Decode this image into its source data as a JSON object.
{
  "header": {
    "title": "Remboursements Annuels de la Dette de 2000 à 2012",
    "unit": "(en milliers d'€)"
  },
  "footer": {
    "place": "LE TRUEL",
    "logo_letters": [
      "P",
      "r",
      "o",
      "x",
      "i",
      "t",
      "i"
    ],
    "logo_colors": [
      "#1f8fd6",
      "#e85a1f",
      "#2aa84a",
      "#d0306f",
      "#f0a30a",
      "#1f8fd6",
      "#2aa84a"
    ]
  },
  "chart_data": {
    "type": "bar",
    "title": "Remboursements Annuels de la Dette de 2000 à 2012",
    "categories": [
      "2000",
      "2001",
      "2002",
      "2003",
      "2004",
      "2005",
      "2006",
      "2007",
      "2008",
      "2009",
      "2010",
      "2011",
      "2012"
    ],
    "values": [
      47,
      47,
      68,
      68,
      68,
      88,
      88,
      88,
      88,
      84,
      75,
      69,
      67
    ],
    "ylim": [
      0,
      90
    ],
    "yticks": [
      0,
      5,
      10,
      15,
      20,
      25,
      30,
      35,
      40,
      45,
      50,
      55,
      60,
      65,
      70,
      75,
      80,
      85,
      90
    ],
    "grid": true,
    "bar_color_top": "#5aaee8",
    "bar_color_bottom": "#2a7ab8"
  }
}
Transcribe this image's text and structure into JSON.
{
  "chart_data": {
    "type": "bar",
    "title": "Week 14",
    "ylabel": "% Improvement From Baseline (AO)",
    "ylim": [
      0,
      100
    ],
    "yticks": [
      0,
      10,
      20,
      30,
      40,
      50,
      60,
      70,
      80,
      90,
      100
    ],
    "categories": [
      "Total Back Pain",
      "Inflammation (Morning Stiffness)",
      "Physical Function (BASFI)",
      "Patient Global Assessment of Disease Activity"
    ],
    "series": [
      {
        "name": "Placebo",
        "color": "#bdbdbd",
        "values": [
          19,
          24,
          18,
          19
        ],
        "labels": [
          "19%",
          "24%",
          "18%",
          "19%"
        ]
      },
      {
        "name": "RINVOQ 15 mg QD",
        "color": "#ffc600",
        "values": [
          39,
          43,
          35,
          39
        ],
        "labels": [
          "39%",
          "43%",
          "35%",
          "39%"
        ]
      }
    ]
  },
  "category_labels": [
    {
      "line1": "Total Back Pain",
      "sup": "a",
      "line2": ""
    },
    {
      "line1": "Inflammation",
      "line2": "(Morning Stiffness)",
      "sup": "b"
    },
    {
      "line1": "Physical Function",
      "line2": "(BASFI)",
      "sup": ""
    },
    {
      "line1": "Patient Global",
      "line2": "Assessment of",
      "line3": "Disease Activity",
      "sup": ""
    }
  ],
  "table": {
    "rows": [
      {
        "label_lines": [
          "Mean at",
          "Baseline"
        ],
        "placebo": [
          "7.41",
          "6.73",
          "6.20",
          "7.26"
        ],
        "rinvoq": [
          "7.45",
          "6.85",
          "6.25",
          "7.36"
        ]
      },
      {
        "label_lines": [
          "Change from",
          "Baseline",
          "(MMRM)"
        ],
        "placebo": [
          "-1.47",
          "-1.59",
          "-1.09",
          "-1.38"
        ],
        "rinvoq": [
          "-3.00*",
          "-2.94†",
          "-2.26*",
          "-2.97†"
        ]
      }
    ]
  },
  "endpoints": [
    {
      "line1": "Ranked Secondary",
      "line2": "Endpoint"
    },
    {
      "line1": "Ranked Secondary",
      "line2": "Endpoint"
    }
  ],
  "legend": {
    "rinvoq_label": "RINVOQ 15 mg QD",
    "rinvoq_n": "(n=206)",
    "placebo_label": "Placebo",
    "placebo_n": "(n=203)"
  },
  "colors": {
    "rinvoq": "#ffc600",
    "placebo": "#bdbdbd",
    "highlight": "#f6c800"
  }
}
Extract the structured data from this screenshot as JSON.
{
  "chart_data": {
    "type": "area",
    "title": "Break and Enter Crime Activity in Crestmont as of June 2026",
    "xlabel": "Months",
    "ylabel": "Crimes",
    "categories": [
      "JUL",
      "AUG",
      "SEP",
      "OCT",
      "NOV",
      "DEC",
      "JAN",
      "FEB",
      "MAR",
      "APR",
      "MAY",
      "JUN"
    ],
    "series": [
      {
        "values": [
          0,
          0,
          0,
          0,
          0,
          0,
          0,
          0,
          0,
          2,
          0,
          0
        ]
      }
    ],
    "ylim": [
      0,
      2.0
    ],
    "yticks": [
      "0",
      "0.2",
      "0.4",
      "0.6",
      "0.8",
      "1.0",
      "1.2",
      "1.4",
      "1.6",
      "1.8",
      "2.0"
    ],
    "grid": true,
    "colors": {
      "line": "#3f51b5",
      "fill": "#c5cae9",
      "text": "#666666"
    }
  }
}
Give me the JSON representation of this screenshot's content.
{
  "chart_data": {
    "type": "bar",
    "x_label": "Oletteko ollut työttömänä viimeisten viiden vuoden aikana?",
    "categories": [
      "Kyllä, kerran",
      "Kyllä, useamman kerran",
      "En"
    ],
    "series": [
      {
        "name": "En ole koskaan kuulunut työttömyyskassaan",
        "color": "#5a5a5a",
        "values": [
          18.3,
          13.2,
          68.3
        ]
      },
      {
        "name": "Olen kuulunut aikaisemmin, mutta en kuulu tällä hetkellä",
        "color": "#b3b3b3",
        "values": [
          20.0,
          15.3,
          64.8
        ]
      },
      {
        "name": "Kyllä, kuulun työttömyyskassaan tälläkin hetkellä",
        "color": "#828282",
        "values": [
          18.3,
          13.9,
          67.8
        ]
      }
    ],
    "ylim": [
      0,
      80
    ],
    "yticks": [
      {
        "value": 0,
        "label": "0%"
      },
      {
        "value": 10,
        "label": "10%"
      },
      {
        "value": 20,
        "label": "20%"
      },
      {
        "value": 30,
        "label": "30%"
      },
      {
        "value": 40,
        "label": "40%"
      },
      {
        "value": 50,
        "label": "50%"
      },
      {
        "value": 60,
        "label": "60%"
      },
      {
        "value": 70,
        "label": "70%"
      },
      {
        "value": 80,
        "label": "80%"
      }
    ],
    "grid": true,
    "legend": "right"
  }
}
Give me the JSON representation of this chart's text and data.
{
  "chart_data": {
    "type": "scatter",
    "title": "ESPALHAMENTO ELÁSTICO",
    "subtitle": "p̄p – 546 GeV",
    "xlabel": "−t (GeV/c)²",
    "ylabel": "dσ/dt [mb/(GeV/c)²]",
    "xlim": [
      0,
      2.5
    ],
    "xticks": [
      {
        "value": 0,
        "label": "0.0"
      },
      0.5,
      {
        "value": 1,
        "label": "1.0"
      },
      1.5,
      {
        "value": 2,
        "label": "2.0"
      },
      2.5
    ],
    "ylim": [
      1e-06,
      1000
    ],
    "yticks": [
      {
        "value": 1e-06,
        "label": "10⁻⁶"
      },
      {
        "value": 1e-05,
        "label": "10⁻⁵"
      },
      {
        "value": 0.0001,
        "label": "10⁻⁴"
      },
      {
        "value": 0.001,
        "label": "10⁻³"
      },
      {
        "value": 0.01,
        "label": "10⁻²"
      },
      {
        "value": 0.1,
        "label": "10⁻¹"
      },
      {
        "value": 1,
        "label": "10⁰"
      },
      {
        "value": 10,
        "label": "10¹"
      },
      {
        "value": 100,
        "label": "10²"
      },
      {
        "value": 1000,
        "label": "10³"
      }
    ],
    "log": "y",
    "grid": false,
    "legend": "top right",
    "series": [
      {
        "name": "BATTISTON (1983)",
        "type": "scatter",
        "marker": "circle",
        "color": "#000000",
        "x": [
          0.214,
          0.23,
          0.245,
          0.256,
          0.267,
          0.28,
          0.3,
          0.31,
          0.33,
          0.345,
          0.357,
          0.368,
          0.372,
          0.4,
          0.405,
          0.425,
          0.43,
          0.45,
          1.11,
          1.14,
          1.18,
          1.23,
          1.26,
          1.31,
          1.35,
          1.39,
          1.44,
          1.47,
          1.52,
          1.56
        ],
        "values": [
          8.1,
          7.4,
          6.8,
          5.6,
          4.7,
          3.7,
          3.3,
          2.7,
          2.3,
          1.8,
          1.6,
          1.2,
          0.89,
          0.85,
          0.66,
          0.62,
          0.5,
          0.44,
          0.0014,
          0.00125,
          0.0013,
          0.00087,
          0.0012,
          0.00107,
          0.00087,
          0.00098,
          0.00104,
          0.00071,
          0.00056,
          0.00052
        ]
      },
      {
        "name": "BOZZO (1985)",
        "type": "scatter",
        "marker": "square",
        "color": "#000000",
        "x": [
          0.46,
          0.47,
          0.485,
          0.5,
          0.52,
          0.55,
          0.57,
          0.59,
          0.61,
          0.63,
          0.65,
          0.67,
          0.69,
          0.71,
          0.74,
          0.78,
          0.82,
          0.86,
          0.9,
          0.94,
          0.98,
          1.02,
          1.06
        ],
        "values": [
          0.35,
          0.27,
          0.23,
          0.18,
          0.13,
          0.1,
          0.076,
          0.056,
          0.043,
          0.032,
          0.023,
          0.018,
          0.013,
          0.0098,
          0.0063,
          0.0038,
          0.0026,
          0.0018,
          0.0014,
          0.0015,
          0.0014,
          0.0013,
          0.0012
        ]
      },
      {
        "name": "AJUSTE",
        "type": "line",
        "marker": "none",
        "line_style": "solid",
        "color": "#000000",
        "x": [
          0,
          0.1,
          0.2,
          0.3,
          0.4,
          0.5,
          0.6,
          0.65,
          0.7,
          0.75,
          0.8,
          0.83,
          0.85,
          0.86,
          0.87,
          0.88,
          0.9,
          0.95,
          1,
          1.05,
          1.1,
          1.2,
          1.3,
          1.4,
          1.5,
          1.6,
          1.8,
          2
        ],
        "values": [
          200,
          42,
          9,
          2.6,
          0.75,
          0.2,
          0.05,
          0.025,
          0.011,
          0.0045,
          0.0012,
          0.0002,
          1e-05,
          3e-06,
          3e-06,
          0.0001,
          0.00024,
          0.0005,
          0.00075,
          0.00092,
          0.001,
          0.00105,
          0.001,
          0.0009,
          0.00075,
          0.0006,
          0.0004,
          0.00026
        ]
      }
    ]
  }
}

━━━━━━━━━━

*PROBLEM STATEMENT*. Filter the records above and return every line that holds the word "ylabel".

*EXPECTED ANSWER*.
    "ylabel": "% Improvement From Baseline (AO)",
    "ylabel": "Crimes",
    "ylabel": "dσ/dt [mb/(GeV/c)²]",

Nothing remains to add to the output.